Stored data
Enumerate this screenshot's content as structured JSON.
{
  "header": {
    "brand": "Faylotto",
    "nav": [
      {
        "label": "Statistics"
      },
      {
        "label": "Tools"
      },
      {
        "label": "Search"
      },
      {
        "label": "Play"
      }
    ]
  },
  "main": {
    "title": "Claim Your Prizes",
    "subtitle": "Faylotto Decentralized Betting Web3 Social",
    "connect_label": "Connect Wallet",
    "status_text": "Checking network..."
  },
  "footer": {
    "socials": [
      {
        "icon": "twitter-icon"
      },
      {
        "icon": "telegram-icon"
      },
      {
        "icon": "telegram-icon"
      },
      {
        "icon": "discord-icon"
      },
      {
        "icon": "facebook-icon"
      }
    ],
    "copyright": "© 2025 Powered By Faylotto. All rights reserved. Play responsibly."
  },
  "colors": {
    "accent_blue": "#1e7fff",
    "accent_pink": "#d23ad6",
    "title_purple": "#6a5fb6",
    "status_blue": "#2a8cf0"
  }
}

◆ PROBLEM: Type the whole listing again, unaltered.

◆ COMPLETED EXERCISE:
Enumerate this screenshot's content as structured JSON.
{
  "header": {
    "brand": "Faylotto",
    "nav": [
      {
        "label": "Statistics"
      },
      {
        "label": "Tools"
      },
      {
        "label": "Search"
      },
      {
        "label": "Play"
      }
    ]
  },
  "main": {
    "title": "Claim Your Prizes",
    "subtitle": "Faylotto Decentralized Betting Web3 Social",
    "connect_label": "Connect Wallet",
    "status_text": "Checking network..."
  },
  "footer": {
    "socials": [
      {
        "icon": "twitter-icon"
      },
      {
        "icon": "telegram-icon"
      },
      {
        "icon": "telegram-icon"
      },
      {
        "icon": "discord-icon"
      },
      {
        "icon": "facebook-icon"
      }
    ],
    "copyright": "© 2025 Powered By Faylotto. All rights reserved. Play responsibly."
  },
  "colors": {
    "accent_blue": "#1e7fff",
    "accent_pink": "#d23ad6",
    "title_purple": "#6a5fb6",
    "status_blue": "#2a8cf0"
  }
}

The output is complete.